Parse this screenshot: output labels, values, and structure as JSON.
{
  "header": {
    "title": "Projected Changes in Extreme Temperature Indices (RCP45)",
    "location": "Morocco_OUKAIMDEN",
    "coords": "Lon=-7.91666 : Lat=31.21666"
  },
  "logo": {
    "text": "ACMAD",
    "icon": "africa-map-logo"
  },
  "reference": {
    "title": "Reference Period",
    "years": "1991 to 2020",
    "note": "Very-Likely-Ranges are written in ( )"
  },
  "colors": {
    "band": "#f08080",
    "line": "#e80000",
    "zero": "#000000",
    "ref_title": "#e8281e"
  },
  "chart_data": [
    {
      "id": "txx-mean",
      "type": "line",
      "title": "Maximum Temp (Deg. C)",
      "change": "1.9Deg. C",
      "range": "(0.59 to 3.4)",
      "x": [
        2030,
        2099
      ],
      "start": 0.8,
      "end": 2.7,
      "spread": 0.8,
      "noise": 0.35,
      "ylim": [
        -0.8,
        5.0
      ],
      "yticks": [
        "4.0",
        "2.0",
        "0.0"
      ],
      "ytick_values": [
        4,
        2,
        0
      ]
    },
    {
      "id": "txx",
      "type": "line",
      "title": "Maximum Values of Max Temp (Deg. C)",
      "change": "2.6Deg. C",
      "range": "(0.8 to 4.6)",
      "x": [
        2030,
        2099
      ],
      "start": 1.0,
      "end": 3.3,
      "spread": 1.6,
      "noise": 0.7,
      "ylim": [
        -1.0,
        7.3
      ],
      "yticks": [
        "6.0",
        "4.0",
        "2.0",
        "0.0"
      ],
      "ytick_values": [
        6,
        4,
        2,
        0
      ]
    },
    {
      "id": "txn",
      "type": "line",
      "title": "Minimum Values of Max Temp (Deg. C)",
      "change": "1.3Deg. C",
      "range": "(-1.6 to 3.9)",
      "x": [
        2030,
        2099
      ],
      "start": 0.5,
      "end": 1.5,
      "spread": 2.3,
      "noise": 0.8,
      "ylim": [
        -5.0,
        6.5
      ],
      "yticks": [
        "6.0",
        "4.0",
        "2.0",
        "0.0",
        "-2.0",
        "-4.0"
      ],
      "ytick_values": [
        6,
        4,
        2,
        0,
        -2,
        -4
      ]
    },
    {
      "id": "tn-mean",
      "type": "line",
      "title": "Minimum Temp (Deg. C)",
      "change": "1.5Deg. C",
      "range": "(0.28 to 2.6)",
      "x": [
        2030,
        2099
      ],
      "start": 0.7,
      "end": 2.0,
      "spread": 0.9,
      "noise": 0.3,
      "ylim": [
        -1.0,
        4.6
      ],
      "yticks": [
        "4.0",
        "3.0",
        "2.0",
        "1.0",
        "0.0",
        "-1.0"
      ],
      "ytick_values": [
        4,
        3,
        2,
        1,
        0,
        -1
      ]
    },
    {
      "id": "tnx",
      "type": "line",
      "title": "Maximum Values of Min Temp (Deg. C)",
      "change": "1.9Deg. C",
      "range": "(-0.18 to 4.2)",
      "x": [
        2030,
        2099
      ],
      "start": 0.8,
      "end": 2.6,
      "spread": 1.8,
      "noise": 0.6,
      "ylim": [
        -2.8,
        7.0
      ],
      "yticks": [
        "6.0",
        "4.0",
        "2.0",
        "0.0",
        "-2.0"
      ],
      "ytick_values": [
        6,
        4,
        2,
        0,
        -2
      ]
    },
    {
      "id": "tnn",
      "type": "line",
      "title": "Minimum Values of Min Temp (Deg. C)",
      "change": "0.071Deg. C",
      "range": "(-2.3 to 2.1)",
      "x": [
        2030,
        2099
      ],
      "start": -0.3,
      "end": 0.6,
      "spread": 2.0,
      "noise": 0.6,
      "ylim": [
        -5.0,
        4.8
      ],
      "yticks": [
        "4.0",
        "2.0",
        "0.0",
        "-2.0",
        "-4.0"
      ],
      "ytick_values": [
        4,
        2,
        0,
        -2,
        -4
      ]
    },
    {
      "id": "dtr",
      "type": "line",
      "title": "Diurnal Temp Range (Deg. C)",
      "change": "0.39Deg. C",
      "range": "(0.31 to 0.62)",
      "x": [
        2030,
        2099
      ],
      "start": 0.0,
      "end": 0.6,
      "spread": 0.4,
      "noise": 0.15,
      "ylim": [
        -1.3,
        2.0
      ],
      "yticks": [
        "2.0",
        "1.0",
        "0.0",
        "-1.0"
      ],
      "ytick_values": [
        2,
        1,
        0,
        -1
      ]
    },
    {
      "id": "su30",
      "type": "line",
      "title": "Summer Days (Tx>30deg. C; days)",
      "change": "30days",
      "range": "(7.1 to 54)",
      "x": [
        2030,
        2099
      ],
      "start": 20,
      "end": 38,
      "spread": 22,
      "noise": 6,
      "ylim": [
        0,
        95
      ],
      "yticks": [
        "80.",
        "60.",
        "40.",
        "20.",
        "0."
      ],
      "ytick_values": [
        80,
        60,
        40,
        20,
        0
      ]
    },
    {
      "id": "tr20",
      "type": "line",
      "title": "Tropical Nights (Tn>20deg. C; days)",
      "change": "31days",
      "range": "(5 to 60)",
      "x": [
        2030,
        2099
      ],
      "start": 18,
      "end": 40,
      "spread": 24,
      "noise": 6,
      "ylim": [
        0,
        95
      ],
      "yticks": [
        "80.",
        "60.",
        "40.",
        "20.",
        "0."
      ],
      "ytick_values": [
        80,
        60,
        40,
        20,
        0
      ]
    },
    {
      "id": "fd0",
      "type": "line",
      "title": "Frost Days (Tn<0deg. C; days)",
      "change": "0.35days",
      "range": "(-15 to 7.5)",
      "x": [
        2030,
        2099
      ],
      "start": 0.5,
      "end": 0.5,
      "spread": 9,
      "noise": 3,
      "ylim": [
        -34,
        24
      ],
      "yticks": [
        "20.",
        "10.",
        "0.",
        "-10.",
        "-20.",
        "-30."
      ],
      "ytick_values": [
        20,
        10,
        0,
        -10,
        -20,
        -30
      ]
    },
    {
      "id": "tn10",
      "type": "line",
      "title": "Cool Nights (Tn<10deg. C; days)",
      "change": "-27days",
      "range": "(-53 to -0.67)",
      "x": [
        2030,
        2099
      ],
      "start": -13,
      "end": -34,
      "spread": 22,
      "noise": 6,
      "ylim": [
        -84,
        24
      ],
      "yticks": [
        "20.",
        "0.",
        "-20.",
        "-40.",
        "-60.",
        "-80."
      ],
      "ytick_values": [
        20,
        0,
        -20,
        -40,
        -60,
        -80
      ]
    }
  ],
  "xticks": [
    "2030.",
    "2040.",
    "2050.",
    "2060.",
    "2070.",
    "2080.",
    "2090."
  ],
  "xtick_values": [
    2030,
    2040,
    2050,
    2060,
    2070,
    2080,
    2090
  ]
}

▬▬▬

**THE TASK**
Reply with only the number of lines in the material above where the string "start" appears.

**RESPONSE TO THE TASK**
11